## QUOTED PASSAGE
# # # # #

National Council of Examiners for Engineering and Surveying
- Formation: 1920
- Type: National non-profit
- Headquarters: Greenville, South Carolina
- Location: United States;
- President: Laura Sievers, P.E.
- Website: ncees.org

= National Council of Examiners for Engineering and Surveying =

American non-profit organization

The National Council of Examiners for Engineering and Surveying (NCEES) is an American non-profit organization dedicated to advancing professional licensure for engineers and surveyors. The Council’s members are the engineering and surveying licensure boards from all 50 U.S. states, the District of Columbia, Guam, Northern Mariana Islands, Puerto Rico and the U.S. Virgin Islands. These boards are divided into four geographic zones: Central, Northeast, Southern, Western. It is headquartered in Greenville, South Carolina.

# # # # #

## DATASET EXCERPTS
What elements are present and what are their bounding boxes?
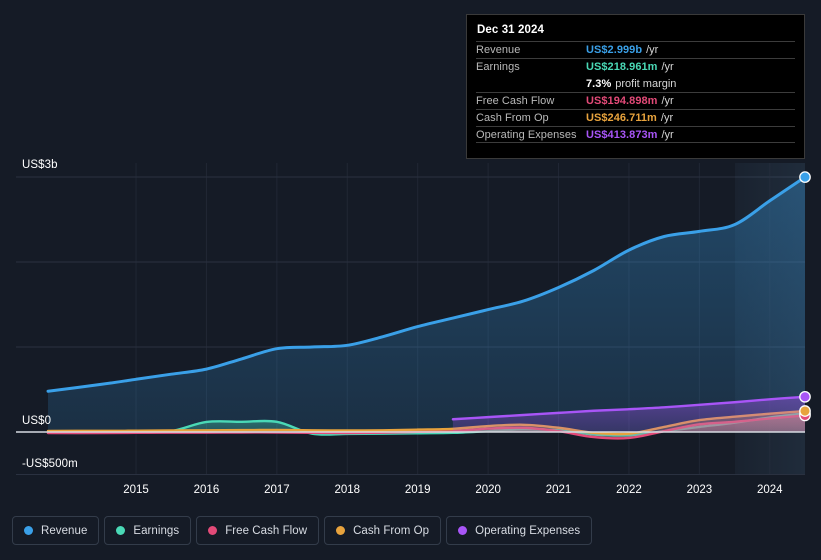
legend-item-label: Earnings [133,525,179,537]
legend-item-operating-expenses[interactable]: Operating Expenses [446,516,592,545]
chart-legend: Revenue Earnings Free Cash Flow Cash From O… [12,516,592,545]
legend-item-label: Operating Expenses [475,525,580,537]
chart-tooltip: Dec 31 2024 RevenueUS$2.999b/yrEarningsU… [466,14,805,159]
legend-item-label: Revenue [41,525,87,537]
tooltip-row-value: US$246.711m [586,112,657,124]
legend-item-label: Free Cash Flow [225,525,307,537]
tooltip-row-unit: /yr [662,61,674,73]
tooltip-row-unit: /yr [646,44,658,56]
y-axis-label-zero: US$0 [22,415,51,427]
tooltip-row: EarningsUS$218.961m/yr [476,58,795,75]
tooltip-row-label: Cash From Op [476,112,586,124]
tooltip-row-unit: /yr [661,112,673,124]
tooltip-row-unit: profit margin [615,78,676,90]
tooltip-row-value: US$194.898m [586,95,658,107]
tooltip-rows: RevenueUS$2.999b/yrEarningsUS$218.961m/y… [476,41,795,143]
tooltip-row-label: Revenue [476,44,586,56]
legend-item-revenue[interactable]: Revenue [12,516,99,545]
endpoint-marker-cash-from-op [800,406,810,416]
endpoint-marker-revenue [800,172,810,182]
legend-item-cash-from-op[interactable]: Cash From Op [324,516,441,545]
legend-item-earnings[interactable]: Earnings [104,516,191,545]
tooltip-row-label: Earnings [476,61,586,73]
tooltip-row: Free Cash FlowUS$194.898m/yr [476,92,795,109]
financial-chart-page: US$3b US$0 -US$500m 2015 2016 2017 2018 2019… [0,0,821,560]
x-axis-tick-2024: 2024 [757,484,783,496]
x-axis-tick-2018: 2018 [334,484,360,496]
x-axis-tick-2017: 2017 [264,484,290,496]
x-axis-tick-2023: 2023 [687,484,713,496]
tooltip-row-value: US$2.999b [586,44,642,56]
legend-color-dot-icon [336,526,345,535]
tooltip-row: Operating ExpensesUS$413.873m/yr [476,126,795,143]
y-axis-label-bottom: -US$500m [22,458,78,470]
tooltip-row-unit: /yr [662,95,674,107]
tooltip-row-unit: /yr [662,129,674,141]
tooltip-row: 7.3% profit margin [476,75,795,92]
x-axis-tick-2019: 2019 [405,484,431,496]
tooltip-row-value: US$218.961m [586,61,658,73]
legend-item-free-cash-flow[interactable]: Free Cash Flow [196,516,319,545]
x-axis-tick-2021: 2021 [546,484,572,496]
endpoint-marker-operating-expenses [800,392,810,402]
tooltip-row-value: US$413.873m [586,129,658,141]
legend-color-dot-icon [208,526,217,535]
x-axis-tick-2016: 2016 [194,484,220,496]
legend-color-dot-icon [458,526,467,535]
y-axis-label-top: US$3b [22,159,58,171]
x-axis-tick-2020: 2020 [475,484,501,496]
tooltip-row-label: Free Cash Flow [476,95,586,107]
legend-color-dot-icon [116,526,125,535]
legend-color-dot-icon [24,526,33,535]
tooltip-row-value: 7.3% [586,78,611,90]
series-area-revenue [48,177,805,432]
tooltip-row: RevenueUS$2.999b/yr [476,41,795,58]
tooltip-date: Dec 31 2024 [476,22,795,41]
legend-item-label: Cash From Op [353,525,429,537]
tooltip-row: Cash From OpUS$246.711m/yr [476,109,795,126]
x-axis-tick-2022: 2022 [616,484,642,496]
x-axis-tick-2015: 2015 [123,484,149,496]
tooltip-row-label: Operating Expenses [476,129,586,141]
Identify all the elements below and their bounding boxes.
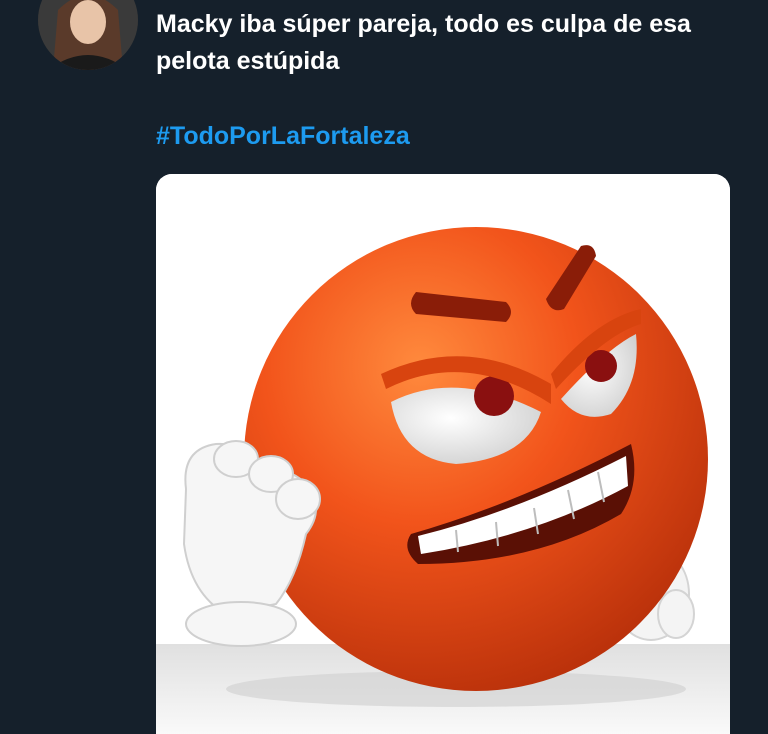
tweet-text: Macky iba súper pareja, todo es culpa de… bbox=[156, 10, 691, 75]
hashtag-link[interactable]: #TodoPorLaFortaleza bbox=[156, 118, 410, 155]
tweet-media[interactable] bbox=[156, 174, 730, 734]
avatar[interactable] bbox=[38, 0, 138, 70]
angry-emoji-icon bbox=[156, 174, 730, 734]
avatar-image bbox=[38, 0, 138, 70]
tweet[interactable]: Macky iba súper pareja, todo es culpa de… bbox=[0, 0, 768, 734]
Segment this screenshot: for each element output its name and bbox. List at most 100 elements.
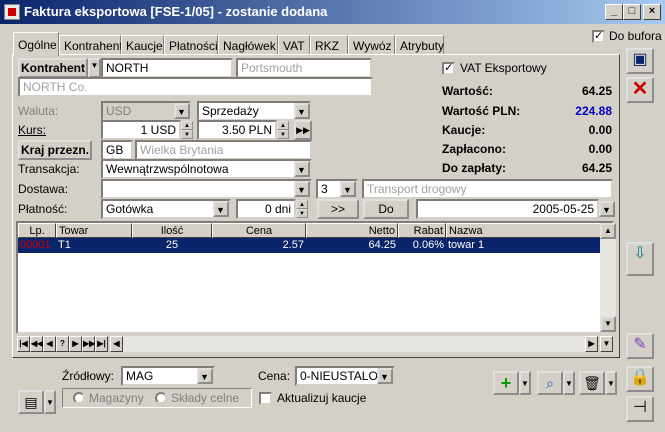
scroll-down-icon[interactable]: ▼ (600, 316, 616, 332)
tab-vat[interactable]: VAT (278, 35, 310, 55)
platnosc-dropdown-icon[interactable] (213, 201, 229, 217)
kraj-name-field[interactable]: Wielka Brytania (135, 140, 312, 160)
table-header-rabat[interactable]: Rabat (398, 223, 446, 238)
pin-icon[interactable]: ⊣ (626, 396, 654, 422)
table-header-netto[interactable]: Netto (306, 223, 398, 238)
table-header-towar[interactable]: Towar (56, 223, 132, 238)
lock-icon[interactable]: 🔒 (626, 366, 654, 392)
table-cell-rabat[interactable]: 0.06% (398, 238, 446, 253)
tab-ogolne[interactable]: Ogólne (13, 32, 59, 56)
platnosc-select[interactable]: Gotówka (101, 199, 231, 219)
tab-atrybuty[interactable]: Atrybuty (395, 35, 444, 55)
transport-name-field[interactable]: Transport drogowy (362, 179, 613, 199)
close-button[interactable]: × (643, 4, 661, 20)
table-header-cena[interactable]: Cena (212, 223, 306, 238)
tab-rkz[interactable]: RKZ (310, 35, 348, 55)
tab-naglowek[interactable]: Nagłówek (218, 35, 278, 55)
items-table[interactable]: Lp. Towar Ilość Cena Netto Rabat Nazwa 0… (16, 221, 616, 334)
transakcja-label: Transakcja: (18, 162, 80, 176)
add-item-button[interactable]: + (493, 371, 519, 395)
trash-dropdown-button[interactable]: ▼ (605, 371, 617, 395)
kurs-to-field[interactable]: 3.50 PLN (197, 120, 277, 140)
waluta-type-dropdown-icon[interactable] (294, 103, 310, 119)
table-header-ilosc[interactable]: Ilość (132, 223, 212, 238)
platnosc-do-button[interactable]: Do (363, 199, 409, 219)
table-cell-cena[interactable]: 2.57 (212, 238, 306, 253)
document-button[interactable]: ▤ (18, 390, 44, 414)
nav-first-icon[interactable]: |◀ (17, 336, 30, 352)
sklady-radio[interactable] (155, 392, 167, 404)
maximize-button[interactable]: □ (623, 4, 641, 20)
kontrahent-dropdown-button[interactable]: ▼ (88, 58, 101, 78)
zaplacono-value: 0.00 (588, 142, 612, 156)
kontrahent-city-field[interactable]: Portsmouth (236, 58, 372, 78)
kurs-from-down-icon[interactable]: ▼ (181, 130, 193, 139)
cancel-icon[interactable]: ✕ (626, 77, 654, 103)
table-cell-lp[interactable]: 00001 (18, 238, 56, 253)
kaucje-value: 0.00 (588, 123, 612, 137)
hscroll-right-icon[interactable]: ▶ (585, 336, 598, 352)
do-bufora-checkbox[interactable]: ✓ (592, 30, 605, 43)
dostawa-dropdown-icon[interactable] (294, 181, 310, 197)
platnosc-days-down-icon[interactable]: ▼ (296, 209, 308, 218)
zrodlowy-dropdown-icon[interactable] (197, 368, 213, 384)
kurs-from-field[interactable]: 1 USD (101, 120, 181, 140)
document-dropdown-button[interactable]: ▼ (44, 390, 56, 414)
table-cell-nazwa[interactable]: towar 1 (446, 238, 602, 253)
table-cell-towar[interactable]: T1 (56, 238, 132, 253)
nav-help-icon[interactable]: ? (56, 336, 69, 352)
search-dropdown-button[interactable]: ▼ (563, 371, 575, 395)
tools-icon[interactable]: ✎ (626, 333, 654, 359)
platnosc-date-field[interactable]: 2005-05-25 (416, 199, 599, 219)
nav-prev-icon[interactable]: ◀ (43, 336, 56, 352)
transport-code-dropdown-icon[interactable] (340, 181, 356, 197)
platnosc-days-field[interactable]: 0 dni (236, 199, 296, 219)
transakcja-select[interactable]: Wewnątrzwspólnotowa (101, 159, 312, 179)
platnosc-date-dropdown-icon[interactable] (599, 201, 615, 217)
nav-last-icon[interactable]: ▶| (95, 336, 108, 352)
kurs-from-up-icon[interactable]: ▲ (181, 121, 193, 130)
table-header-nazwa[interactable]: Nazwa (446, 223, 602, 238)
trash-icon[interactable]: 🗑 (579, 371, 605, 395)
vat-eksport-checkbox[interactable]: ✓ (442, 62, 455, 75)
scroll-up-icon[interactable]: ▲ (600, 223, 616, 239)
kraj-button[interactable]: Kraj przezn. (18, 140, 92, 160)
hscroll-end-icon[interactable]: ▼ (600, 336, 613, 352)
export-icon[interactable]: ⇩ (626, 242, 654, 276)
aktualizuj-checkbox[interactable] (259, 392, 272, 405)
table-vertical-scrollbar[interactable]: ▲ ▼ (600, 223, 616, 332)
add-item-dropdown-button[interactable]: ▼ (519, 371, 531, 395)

# # # # #

## REQUEST
In the text about the National Council of Examiners for Engineering and Surveying, translate this sentence into Spanish: "These boards are divided into four geographic zones: Central, Northeast, Southern, Western."

## EXERCISE ANSWER
Estas juntas se dividen en cuatro zonas geográficas: Central, Noreste, Sur, Oeste.